▸ **AIM OF THE TASK**
Leave out the pictures and transcribe everything else exactly.

▸ **DATASET ROWS**

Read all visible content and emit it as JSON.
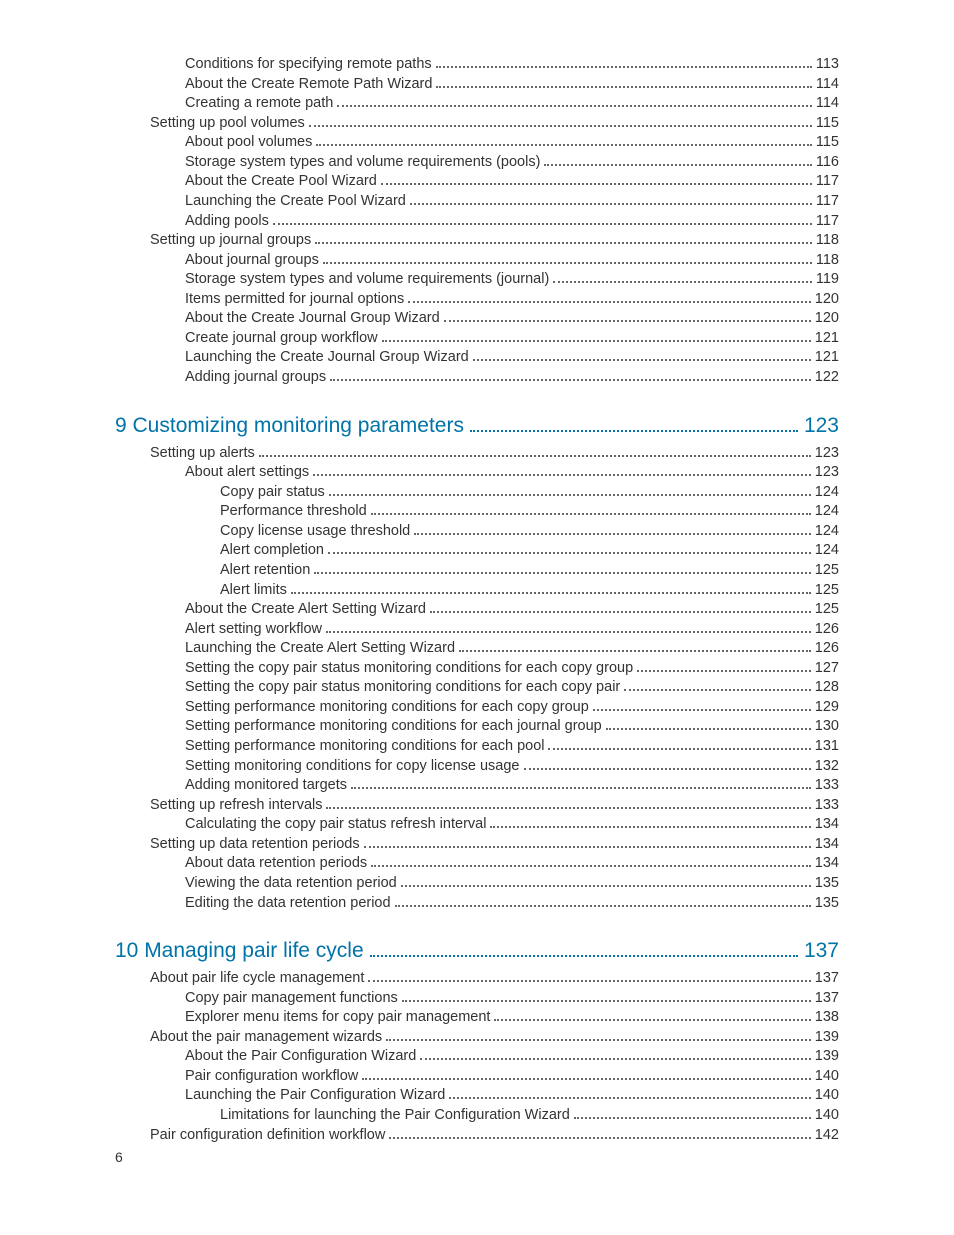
{
  "colors": {
    "chapter_color": "#0073a8",
    "text_color": "#333333",
    "dots_color": "#666666",
    "background": "#ffffff"
  },
  "typography": {
    "body_fontsize": 14.5,
    "chapter_fontsize": 21,
    "line_height": 1.35
  },
  "page_number": "6",
  "entries": [
    {
      "type": "item",
      "indent": 2,
      "label": "Conditions for specifying remote paths",
      "page": "113"
    },
    {
      "type": "item",
      "indent": 2,
      "label": "About the Create Remote Path Wizard",
      "page": "114"
    },
    {
      "type": "item",
      "indent": 2,
      "label": "Creating a remote path",
      "page": "114"
    },
    {
      "type": "item",
      "indent": 1,
      "label": "Setting up pool volumes",
      "page": "115"
    },
    {
      "type": "item",
      "indent": 2,
      "label": "About pool volumes",
      "page": "115"
    },
    {
      "type": "item",
      "indent": 2,
      "label": "Storage system types and volume requirements (pools)",
      "page": "116"
    },
    {
      "type": "item",
      "indent": 2,
      "label": "About the Create Pool Wizard",
      "page": "117"
    },
    {
      "type": "item",
      "indent": 2,
      "label": "Launching the Create Pool Wizard",
      "page": "117"
    },
    {
      "type": "item",
      "indent": 2,
      "label": "Adding pools",
      "page": "117"
    },
    {
      "type": "item",
      "indent": 1,
      "label": "Setting up journal groups",
      "page": "118"
    },
    {
      "type": "item",
      "indent": 2,
      "label": "About journal groups",
      "page": "118"
    },
    {
      "type": "item",
      "indent": 2,
      "label": "Storage system types and volume requirements (journal)",
      "page": "119"
    },
    {
      "type": "item",
      "indent": 2,
      "label": "Items permitted for journal options",
      "page": "120"
    },
    {
      "type": "item",
      "indent": 2,
      "label": "About the Create Journal Group Wizard",
      "page": "120"
    },
    {
      "type": "item",
      "indent": 2,
      "label": "Create journal group workflow",
      "page": "121"
    },
    {
      "type": "item",
      "indent": 2,
      "label": "Launching the Create Journal Group Wizard",
      "page": "121"
    },
    {
      "type": "item",
      "indent": 2,
      "label": "Adding journal groups",
      "page": "122"
    },
    {
      "type": "chapter",
      "indent": 0,
      "label": "9 Customizing monitoring parameters",
      "page": "123"
    },
    {
      "type": "item",
      "indent": 1,
      "label": "Setting up alerts",
      "page": "123"
    },
    {
      "type": "item",
      "indent": 2,
      "label": "About alert settings",
      "page": "123"
    },
    {
      "type": "item",
      "indent": 3,
      "label": "Copy pair status",
      "page": "124"
    },
    {
      "type": "item",
      "indent": 3,
      "label": "Performance threshold",
      "page": "124"
    },
    {
      "type": "item",
      "indent": 3,
      "label": "Copy license usage threshold",
      "page": "124"
    },
    {
      "type": "item",
      "indent": 3,
      "label": "Alert completion",
      "page": "124"
    },
    {
      "type": "item",
      "indent": 3,
      "label": "Alert retention",
      "page": "125"
    },
    {
      "type": "item",
      "indent": 3,
      "label": "Alert limits",
      "page": "125"
    },
    {
      "type": "item",
      "indent": 2,
      "label": "About the Create Alert Setting Wizard",
      "page": "125"
    },
    {
      "type": "item",
      "indent": 2,
      "label": "Alert setting workflow",
      "page": "126"
    },
    {
      "type": "item",
      "indent": 2,
      "label": "Launching the Create Alert Setting Wizard",
      "page": "126"
    },
    {
      "type": "item",
      "indent": 2,
      "label": "Setting the copy pair status monitoring conditions for each copy group",
      "page": "127"
    },
    {
      "type": "item",
      "indent": 2,
      "label": "Setting the copy pair status monitoring conditions for each copy pair",
      "page": "128"
    },
    {
      "type": "item",
      "indent": 2,
      "label": "Setting performance monitoring conditions for each copy group",
      "page": "129"
    },
    {
      "type": "item",
      "indent": 2,
      "label": "Setting performance monitoring conditions for each journal group",
      "page": "130"
    },
    {
      "type": "item",
      "indent": 2,
      "label": "Setting performance monitoring conditions for each pool",
      "page": "131"
    },
    {
      "type": "item",
      "indent": 2,
      "label": "Setting monitoring conditions for copy license usage",
      "page": "132"
    },
    {
      "type": "item",
      "indent": 2,
      "label": "Adding monitored targets",
      "page": "133"
    },
    {
      "type": "item",
      "indent": 1,
      "label": "Setting up refresh intervals",
      "page": "133"
    },
    {
      "type": "item",
      "indent": 2,
      "label": "Calculating the copy pair status refresh interval",
      "page": "134"
    },
    {
      "type": "item",
      "indent": 1,
      "label": "Setting up data retention periods",
      "page": "134"
    },
    {
      "type": "item",
      "indent": 2,
      "label": "About data retention periods",
      "page": "134"
    },
    {
      "type": "item",
      "indent": 2,
      "label": "Viewing the data retention period",
      "page": "135"
    },
    {
      "type": "item",
      "indent": 2,
      "label": "Editing the data retention period",
      "page": "135"
    },
    {
      "type": "chapter",
      "indent": 0,
      "label": "10 Managing pair life cycle",
      "page": "137"
    },
    {
      "type": "item",
      "indent": 1,
      "label": "About pair life cycle management",
      "page": "137"
    },
    {
      "type": "item",
      "indent": 2,
      "label": "Copy pair management functions",
      "page": "137"
    },
    {
      "type": "item",
      "indent": 2,
      "label": "Explorer menu items for copy pair management",
      "page": "138"
    },
    {
      "type": "item",
      "indent": 1,
      "label": "About the pair management wizards",
      "page": "139"
    },
    {
      "type": "item",
      "indent": 2,
      "label": "About the Pair Configuration Wizard",
      "page": "139"
    },
    {
      "type": "item",
      "indent": 2,
      "label": "Pair configuration workflow",
      "page": "140"
    },
    {
      "type": "item",
      "indent": 2,
      "label": "Launching the Pair Configuration Wizard",
      "page": "140"
    },
    {
      "type": "item",
      "indent": 3,
      "label": "Limitations for launching the Pair Configuration Wizard",
      "page": "140"
    },
    {
      "type": "item",
      "indent": 1,
      "label": "Pair configuration definition workflow",
      "page": "142"
    }
  ]
}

▸ **WRITTEN RESPONSE**
Read all visible content and emit it as JSON.
{
  "colors": {
    "chapter_color": "#0073a8",
    "text_color": "#333333",
    "dots_color": "#666666",
    "background": "#ffffff"
  },
  "typography": {
    "body_fontsize": 14.5,
    "chapter_fontsize": 21,
    "line_height": 1.35
  },
  "page_number": "6",
  "entries": [
    {
      "type": "item",
      "indent": 2,
      "label": "Conditions for specifying remote paths",
      "page": "113"
    },
    {
      "type": "item",
      "indent": 2,
      "label": "About the Create Remote Path Wizard",
      "page": "114"
    },
    {
      "type": "item",
      "indent": 2,
      "label": "Creating a remote path",
      "page": "114"
    },
    {
      "type": "item",
      "indent": 1,
      "label": "Setting up pool volumes",
      "page": "115"
    },
    {
      "type": "item",
      "indent": 2,
      "label": "About pool volumes",
      "page": "115"
    },
    {
      "type": "item",
      "indent": 2,
      "label": "Storage system types and volume requirements (pools)",
      "page": "116"
    },
    {
      "type": "item",
      "indent": 2,
      "label": "About the Create Pool Wizard",
      "page": "117"
    },
    {
      "type": "item",
      "indent": 2,
      "label": "Launching the Create Pool Wizard",
      "page": "117"
    },
    {
      "type": "item",
      "indent": 2,
      "label": "Adding pools",
      "page": "117"
    },
    {
      "type": "item",
      "indent": 1,
      "label": "Setting up journal groups",
      "page": "118"
    },
    {
      "type": "item",
      "indent": 2,
      "label": "About journal groups",
      "page": "118"
    },
    {
      "type": "item",
      "indent": 2,
      "label": "Storage system types and volume requirements (journal)",
      "page": "119"
    },
    {
      "type": "item",
      "indent": 2,
      "label": "Items permitted for journal options",
      "page": "120"
    },
    {
      "type": "item",
      "indent": 2,
      "label": "About the Create Journal Group Wizard",
      "page": "120"
    },
    {
      "type": "item",
      "indent": 2,
      "label": "Create journal group workflow",
      "page": "121"
    },
    {
      "type": "item",
      "indent": 2,
      "label": "Launching the Create Journal Group Wizard",
      "page": "121"
    },
    {
      "type": "item",
      "indent": 2,
      "label": "Adding journal groups",
      "page": "122"
    },
    {
      "type": "chapter",
      "indent": 0,
      "label": "9 Customizing monitoring parameters",
      "page": "123"
    },
    {
      "type": "item",
      "indent": 1,
      "label": "Setting up alerts",
      "page": "123"
    },
    {
      "type": "item",
      "indent": 2,
      "label": "About alert settings",
      "page": "123"
    },
    {
      "type": "item",
      "indent": 3,
      "label": "Copy pair status",
      "page": "124"
    },
    {
      "type": "item",
      "indent": 3,
      "label": "Performance threshold",
      "page": "124"
    },
    {
      "type": "item",
      "indent": 3,
      "label": "Copy license usage threshold",
      "page": "124"
    },
    {
      "type": "item",
      "indent": 3,
      "label": "Alert completion",
      "page": "124"
    },
    {
      "type": "item",
      "indent": 3,
      "label": "Alert retention",
      "page": "125"
    },
    {
      "type": "item",
      "indent": 3,
      "label": "Alert limits",
      "page": "125"
    },
    {
      "type": "item",
      "indent": 2,
      "label": "About the Create Alert Setting Wizard",
      "page": "125"
    },
    {
      "type": "item",
      "indent": 2,
      "label": "Alert setting workflow",
      "page": "126"
    },
    {
      "type": "item",
      "indent": 2,
      "label": "Launching the Create Alert Setting Wizard",
      "page": "126"
    },
    {
      "type": "item",
      "indent": 2,
      "label": "Setting the copy pair status monitoring conditions for each copy group",
      "page": "127"
    },
    {
      "type": "item",
      "indent": 2,
      "label": "Setting the copy pair status monitoring conditions for each copy pair",
      "page": "128"
    },
    {
      "type": "item",
      "indent": 2,
      "label": "Setting performance monitoring conditions for each copy group",
      "page": "129"
    },
    {
      "type": "item",
      "indent": 2,
      "label": "Setting performance monitoring conditions for each journal group",
      "page": "130"
    },
    {
      "type": "item",
      "indent": 2,
      "label": "Setting performance monitoring conditions for each pool",
      "page": "131"
    },
    {
      "type": "item",
      "indent": 2,
      "label": "Setting monitoring conditions for copy license usage",
      "page": "132"
    },
    {
      "type": "item",
      "indent": 2,
      "label": "Adding monitored targets",
      "page": "133"
    },
    {
      "type": "item",
      "indent": 1,
      "label": "Setting up refresh intervals",
      "page": "133"
    },
    {
      "type": "item",
      "indent": 2,
      "label": "Calculating the copy pair status refresh interval",
      "page": "134"
    },
    {
      "type": "item",
      "indent": 1,
      "label": "Setting up data retention periods",
      "page": "134"
    },
    {
      "type": "item",
      "indent": 2,
      "label": "About data retention periods",
      "page": "134"
    },
    {
      "type": "item",
      "indent": 2,
      "label": "Viewing the data retention period",
      "page": "135"
    },
    {
      "type": "item",
      "indent": 2,
      "label": "Editing the data retention period",
      "page": "135"
    },
    {
      "type": "chapter",
      "indent": 0,
      "label": "10 Managing pair life cycle",
      "page": "137"
    },
    {
      "type": "item",
      "indent": 1,
      "label": "About pair life cycle management",
      "page": "137"
    },
    {
      "type": "item",
      "indent": 2,
      "label": "Copy pair management functions",
      "page": "137"
    },
    {
      "type": "item",
      "indent": 2,
      "label": "Explorer menu items for copy pair management",
      "page": "138"
    },
    {
      "type": "item",
      "indent": 1,
      "label": "About the pair management wizards",
      "page": "139"
    },
    {
      "type": "item",
      "indent": 2,
      "label": "About the Pair Configuration Wizard",
      "page": "139"
    },
    {
      "type": "item",
      "indent": 2,
      "label": "Pair configuration workflow",
      "page": "140"
    },
    {
      "type": "item",
      "indent": 2,
      "label": "Launching the Pair Configuration Wizard",
      "page": "140"
    },
    {
      "type": "item",
      "indent": 3,
      "label": "Limitations for launching the Pair Configuration Wizard",
      "page": "140"
    },
    {
      "type": "item",
      "indent": 1,
      "label": "Pair configuration definition workflow",
      "page": "142"
    }
  ]
}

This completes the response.